**Work to do:**
Take every line from the listing below that includes "State" and copy it.

· · · · ·

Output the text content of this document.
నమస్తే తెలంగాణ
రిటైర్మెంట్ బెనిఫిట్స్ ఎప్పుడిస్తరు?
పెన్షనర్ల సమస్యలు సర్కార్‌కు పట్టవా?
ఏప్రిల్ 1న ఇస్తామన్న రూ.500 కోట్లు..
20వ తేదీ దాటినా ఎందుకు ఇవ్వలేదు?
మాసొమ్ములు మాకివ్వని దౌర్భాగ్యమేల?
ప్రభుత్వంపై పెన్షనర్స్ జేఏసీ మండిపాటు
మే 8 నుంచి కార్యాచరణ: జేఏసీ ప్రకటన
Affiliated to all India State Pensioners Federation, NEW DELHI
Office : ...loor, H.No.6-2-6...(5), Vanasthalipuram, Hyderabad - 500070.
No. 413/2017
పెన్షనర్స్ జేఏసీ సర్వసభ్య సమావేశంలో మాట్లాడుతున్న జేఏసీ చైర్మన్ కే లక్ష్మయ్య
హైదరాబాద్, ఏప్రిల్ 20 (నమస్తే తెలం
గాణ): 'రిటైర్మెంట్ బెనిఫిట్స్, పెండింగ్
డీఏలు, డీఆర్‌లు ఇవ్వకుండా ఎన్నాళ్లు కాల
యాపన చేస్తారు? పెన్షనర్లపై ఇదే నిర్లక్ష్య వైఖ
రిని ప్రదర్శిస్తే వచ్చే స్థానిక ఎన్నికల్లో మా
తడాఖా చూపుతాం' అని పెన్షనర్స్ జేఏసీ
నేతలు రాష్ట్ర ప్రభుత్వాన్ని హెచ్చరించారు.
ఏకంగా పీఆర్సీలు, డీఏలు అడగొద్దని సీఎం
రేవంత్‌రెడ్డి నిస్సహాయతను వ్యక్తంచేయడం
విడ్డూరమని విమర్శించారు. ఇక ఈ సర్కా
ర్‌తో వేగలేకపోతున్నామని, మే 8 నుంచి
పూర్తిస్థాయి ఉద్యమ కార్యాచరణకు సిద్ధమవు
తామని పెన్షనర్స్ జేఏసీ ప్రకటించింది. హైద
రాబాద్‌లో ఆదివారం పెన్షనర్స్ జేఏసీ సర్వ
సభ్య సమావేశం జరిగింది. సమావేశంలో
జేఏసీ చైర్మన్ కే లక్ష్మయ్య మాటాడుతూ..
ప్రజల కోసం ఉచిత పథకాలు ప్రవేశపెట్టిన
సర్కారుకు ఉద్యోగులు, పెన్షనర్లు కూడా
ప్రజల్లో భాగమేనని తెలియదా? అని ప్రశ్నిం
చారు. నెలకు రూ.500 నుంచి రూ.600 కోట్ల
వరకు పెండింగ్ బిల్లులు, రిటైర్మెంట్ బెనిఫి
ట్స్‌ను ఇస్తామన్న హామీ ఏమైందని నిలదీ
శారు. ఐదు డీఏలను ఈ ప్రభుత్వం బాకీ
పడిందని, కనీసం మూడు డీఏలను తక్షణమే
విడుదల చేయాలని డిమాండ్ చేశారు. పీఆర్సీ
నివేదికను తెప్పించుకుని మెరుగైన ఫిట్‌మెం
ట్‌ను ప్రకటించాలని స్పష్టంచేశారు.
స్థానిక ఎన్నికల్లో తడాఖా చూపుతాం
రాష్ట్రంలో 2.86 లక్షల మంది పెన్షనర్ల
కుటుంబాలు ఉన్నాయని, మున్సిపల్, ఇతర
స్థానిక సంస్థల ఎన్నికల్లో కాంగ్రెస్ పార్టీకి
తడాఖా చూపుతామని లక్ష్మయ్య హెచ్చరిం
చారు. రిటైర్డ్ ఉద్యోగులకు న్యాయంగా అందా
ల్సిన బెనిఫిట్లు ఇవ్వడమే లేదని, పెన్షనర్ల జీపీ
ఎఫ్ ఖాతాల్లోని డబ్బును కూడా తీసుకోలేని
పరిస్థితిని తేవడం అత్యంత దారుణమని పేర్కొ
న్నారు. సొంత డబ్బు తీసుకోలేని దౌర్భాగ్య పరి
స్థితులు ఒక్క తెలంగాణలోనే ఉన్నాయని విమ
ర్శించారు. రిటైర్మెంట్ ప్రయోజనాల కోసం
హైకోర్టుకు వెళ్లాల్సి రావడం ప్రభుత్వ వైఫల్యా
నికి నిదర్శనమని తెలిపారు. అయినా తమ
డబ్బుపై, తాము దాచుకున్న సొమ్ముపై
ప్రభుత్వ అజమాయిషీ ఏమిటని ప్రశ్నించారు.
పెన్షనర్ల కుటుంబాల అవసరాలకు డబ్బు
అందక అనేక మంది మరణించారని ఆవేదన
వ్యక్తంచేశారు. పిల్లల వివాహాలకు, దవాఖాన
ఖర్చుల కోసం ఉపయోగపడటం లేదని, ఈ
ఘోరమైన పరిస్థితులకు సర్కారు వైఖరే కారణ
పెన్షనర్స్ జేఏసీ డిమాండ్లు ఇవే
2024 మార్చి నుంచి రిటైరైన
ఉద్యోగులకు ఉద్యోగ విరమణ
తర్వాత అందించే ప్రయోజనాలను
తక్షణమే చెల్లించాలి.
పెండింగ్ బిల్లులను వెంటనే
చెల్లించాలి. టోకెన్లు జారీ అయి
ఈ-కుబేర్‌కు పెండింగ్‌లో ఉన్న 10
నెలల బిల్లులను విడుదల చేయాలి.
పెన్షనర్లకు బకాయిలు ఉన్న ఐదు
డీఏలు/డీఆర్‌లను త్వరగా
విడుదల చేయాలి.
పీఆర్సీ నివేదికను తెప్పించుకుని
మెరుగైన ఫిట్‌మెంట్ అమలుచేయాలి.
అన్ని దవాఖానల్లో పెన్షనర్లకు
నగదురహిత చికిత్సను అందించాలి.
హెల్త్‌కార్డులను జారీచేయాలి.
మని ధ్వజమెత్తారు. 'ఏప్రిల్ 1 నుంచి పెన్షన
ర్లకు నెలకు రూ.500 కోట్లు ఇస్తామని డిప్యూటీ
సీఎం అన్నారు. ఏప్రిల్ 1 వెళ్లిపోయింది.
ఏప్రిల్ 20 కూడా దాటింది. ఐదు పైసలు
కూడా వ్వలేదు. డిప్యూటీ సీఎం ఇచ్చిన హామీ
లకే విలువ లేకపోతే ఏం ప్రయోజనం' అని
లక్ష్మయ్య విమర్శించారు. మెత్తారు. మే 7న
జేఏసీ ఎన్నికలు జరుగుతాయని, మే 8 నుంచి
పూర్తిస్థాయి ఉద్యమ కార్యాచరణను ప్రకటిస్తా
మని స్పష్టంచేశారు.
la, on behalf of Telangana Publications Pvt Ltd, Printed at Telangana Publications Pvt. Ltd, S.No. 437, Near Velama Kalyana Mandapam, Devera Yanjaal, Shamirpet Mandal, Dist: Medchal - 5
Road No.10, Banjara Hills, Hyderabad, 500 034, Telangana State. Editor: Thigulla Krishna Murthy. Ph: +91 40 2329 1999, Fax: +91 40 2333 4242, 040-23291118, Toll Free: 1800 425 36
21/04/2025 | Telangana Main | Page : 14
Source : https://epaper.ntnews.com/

· · · · ·

**Task solution:**
Affiliated to all India State Pensioners Federation, NEW DELHI
Road No.10, Banjara Hills, Hyderabad, 500 034, Telangana State. Editor: Thigulla Krishna Murthy. Ph: +91 40 2329 1999, Fax: +91 40 2333 4242, 040-23291118, Toll Free: 1800 425 36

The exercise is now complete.